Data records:
>> begin
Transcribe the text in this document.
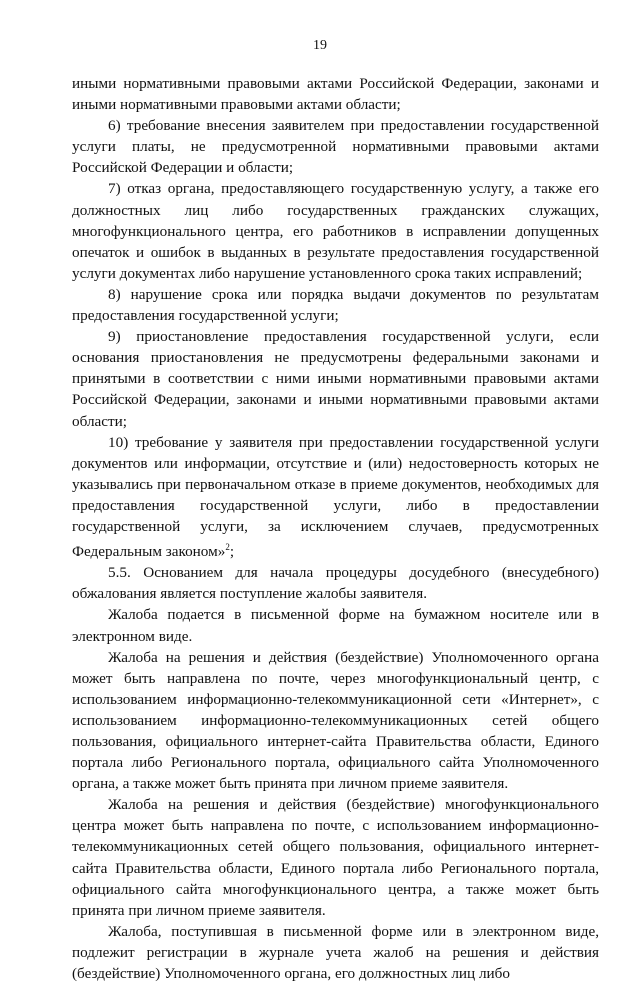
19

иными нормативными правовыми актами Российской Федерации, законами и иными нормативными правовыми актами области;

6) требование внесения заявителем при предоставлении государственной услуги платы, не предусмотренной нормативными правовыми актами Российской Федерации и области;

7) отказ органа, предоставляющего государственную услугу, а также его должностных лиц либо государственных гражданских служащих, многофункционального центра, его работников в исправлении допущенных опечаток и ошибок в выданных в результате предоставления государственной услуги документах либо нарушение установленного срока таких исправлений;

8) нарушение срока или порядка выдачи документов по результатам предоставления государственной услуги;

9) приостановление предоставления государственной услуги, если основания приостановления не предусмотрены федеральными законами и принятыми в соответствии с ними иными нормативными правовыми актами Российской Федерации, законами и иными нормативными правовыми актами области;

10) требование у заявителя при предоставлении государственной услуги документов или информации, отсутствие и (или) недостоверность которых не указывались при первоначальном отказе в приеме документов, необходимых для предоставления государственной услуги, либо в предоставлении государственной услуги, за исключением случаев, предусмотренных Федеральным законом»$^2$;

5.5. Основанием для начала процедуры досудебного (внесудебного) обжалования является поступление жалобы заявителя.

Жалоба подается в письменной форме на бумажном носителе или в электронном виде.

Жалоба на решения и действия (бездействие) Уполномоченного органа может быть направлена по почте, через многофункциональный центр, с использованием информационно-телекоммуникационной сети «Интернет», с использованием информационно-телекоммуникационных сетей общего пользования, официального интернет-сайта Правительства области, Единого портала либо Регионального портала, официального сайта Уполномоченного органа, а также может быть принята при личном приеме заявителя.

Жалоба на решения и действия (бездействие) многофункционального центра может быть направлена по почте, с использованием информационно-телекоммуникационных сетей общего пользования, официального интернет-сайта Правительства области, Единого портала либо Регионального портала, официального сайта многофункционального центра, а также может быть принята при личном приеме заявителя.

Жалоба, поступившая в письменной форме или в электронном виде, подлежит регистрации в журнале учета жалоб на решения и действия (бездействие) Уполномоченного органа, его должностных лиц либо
>> end
>> begin
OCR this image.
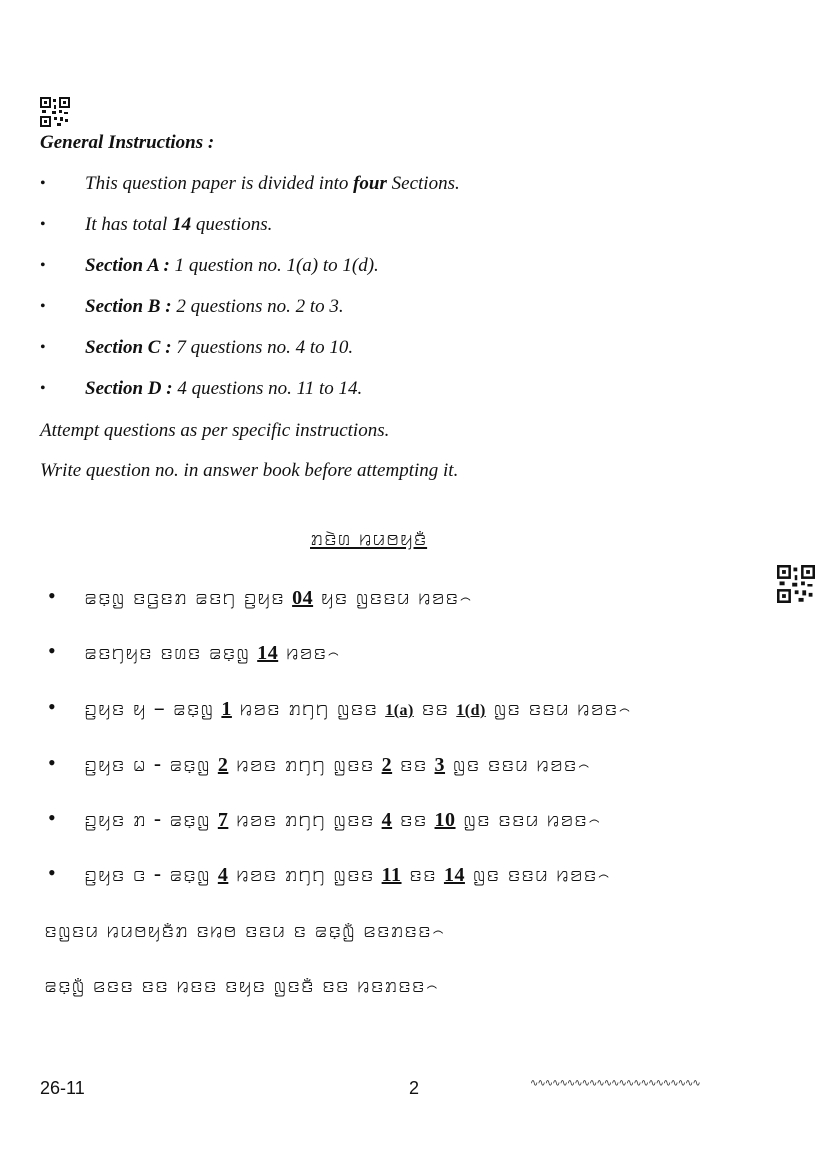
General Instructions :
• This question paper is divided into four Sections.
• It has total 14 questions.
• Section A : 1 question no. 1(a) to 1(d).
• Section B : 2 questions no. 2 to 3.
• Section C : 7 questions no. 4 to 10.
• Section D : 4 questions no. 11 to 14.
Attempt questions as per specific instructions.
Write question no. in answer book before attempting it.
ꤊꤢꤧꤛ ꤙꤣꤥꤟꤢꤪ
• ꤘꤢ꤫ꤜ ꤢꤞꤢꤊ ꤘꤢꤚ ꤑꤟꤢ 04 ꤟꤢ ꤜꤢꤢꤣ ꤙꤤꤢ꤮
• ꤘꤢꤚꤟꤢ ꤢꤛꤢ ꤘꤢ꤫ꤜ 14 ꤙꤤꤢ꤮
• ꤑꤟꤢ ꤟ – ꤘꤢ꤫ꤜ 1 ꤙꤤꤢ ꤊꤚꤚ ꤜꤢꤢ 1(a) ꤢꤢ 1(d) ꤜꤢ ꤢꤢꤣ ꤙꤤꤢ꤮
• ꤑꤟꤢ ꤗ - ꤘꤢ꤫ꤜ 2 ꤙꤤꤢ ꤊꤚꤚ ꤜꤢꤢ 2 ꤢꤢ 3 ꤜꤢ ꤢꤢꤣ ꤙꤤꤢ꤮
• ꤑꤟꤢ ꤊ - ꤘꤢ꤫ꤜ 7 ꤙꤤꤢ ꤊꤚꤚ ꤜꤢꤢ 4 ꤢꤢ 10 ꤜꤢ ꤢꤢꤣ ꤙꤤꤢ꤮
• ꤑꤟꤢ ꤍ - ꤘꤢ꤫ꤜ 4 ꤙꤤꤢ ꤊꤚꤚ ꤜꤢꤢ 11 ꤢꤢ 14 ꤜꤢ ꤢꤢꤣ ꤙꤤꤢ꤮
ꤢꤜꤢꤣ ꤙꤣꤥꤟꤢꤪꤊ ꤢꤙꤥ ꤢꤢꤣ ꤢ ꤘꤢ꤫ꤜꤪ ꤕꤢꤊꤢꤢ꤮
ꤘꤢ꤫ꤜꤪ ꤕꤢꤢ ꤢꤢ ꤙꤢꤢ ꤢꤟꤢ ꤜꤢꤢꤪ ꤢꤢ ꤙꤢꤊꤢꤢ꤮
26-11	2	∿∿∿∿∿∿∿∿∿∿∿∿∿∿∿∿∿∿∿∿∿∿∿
>> end
>> begin
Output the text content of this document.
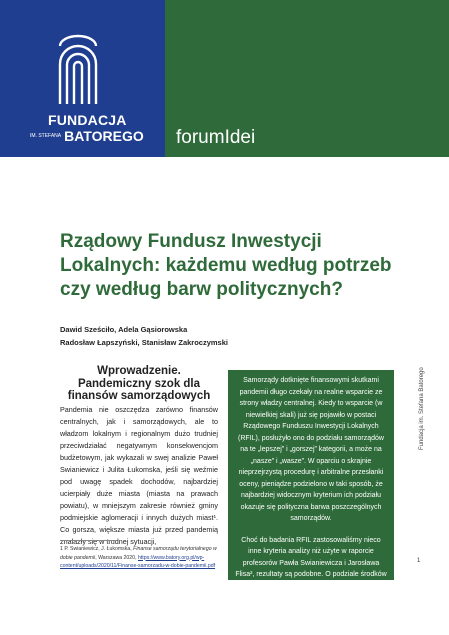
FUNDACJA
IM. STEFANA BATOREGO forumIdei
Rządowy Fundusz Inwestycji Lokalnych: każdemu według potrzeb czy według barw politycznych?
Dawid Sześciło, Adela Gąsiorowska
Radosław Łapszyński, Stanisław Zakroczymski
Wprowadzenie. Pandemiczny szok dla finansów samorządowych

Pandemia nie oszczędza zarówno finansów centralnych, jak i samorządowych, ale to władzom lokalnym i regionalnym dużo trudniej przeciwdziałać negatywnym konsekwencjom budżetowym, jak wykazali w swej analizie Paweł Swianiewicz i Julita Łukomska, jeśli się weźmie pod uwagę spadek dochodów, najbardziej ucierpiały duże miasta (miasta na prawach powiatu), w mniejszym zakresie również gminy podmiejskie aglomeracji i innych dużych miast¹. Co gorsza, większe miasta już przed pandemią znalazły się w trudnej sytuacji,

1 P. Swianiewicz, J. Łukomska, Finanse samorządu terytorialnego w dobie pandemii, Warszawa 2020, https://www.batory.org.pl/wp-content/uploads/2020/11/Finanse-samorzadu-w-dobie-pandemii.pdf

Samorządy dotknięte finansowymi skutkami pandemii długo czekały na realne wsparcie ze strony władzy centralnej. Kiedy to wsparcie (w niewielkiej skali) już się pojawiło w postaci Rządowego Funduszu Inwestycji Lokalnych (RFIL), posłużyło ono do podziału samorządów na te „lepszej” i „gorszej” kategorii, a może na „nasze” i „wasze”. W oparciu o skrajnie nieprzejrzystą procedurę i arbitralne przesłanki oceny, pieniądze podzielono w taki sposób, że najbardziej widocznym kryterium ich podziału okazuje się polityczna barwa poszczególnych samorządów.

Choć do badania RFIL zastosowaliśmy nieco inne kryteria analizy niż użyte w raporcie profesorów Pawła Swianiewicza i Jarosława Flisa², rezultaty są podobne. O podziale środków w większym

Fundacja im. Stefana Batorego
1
>> end
_WHAT IS BEING ASKED_.
Pull out each line of the listing that holds the string "срока".

_SOLUTION FOR THIS TASK_.
7) отказ органа, предоставляющего государственную услугу, а также его должностных лиц либо государственных гражданских служащих, многофункционального центра, его работников в исправлении допущенных опечаток и ошибок в выданных в результате предоставления государственной услуги документах либо нарушение установленного срока таких исправлений;
8) нарушение срока или порядка выдачи документов по результатам предоставления государственной услуги;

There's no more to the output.